[Dataset excerpts]
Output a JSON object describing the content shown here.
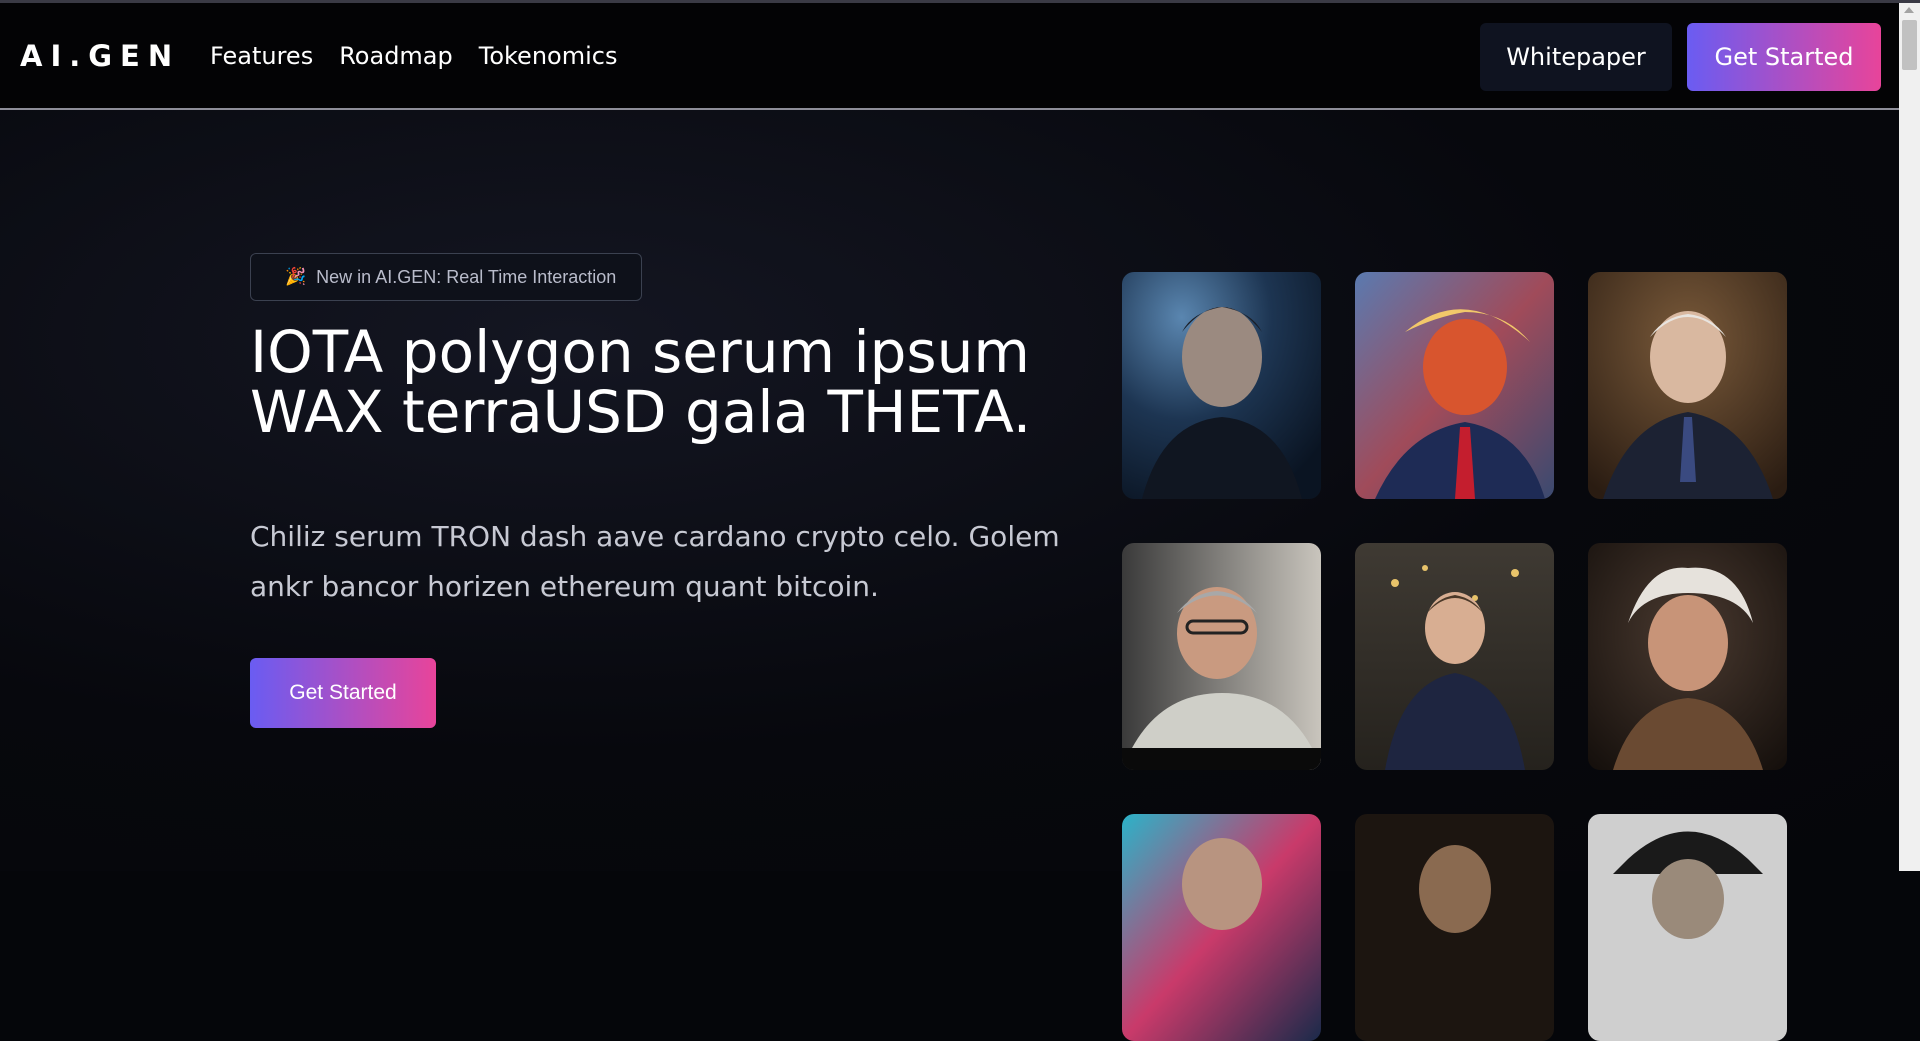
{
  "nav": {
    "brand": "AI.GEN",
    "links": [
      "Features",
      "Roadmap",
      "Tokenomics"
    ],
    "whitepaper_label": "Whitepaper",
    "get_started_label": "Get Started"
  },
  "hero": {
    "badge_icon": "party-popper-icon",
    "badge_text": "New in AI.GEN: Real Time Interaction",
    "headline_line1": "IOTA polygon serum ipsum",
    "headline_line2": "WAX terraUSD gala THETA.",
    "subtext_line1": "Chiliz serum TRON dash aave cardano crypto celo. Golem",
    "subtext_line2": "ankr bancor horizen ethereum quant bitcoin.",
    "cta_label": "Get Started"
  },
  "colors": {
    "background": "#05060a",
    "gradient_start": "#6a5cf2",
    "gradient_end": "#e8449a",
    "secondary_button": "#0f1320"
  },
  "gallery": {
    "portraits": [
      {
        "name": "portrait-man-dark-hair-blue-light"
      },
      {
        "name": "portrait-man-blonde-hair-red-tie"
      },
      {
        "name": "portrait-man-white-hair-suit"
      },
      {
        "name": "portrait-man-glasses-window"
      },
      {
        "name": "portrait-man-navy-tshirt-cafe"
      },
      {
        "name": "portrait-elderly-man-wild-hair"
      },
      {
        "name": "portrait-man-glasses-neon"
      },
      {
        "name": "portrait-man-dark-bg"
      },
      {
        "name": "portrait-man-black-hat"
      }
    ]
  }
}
---
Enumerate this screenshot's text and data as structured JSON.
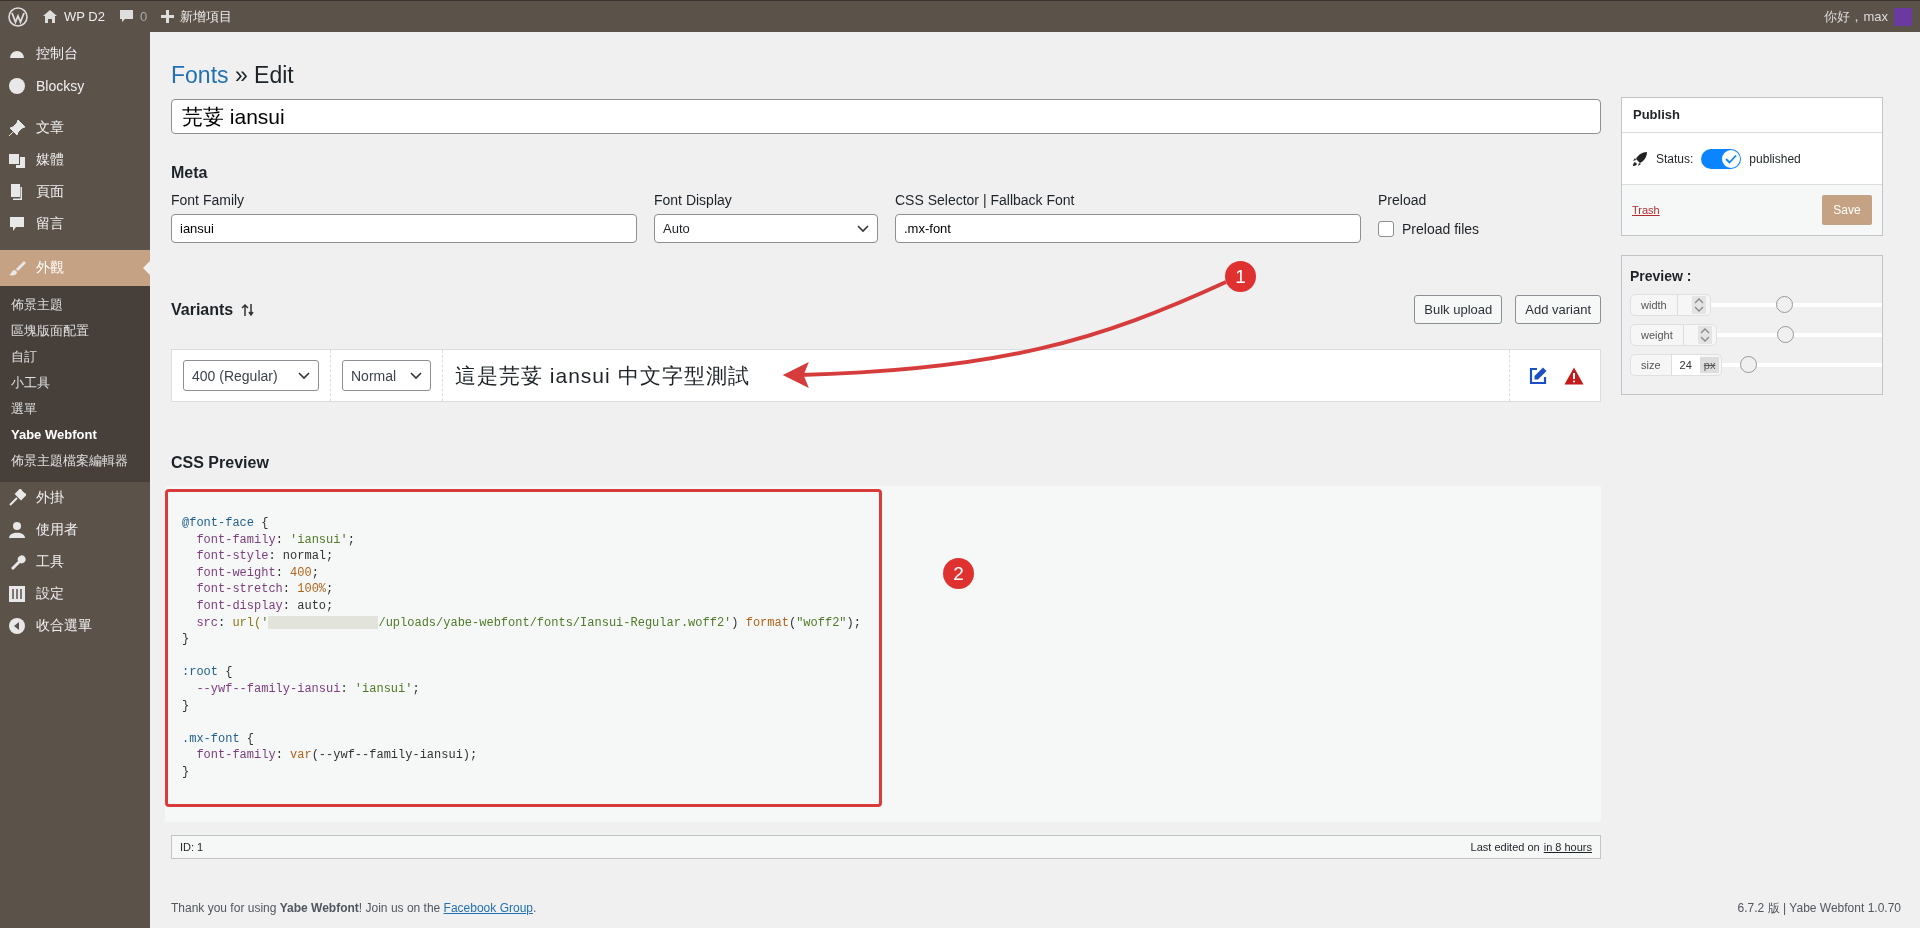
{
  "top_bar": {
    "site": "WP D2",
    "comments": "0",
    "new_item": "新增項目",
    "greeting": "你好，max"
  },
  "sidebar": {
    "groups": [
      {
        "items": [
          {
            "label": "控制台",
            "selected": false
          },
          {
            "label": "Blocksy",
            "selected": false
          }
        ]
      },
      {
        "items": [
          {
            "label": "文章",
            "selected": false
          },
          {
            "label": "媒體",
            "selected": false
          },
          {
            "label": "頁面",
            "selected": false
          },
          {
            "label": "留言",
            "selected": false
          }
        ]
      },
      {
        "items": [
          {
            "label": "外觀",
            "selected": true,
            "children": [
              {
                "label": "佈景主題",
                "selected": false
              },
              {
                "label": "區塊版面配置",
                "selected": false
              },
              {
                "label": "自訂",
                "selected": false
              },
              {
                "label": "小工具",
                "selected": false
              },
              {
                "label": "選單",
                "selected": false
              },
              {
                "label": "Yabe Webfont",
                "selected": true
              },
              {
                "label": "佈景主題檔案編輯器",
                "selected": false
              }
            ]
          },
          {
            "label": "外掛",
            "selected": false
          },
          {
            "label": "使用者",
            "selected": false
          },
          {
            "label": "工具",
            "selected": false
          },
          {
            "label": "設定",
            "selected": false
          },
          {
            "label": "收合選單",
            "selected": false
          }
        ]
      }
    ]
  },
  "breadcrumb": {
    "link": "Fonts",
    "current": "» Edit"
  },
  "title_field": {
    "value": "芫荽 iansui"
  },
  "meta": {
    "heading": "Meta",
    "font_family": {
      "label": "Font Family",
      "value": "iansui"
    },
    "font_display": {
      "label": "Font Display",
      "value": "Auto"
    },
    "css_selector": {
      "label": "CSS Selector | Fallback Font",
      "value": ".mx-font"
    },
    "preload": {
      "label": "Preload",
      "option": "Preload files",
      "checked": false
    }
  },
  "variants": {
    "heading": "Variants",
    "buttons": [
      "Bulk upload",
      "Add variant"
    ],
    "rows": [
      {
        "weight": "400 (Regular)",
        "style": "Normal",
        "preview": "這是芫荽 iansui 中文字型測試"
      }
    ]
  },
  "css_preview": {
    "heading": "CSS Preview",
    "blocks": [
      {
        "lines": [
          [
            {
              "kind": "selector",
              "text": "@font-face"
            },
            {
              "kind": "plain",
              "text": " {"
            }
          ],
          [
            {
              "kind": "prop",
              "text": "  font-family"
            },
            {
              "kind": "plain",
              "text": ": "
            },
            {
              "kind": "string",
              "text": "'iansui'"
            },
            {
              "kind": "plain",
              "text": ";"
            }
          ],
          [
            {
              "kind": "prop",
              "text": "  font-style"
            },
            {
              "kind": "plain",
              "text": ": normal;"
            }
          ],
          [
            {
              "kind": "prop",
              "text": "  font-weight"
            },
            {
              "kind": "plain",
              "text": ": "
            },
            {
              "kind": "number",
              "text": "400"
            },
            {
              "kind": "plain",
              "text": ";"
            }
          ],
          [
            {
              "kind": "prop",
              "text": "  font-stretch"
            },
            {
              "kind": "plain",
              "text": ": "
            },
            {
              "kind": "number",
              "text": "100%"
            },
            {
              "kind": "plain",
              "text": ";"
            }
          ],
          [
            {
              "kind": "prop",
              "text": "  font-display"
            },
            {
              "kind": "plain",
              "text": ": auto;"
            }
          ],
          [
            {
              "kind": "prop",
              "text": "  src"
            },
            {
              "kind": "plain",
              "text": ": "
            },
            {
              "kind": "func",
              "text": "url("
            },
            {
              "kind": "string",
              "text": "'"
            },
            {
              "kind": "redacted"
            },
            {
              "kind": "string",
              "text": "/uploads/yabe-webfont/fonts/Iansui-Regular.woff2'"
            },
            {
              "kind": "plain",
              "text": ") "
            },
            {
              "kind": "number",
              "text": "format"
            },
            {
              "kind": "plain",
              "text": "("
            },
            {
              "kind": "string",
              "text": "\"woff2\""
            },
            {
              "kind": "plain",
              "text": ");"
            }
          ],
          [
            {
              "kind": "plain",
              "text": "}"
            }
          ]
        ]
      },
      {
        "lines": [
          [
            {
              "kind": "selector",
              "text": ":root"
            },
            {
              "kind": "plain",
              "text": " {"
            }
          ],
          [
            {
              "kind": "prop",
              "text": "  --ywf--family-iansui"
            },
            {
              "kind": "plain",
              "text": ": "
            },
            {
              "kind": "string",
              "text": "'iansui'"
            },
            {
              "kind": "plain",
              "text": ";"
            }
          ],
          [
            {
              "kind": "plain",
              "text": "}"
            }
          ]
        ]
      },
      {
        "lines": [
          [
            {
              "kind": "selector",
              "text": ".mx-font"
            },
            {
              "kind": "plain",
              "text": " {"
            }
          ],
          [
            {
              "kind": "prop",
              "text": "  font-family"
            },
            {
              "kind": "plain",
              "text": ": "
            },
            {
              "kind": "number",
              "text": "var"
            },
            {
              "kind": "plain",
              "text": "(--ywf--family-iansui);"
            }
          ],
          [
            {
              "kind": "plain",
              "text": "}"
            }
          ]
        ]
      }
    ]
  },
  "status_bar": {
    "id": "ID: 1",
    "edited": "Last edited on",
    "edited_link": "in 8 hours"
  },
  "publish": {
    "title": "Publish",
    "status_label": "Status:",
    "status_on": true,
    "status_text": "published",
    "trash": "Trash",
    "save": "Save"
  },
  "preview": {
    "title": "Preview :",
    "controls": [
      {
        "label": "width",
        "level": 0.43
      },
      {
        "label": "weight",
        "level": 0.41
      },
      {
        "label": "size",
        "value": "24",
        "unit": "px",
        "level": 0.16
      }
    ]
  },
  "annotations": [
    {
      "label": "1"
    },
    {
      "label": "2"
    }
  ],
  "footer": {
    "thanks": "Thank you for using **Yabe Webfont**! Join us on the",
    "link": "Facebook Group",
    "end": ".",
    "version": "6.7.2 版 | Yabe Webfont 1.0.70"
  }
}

__Exercise task__: Each line holding "hair" must be found and copied.

__Task response__:
        "name": "portrait-man-dark-hair-blue-light"
        "name": "portrait-man-blonde-hair-red-tie"
        "name": "portrait-man-white-hair-suit"
        "name": "portrait-elderly-man-wild-hair"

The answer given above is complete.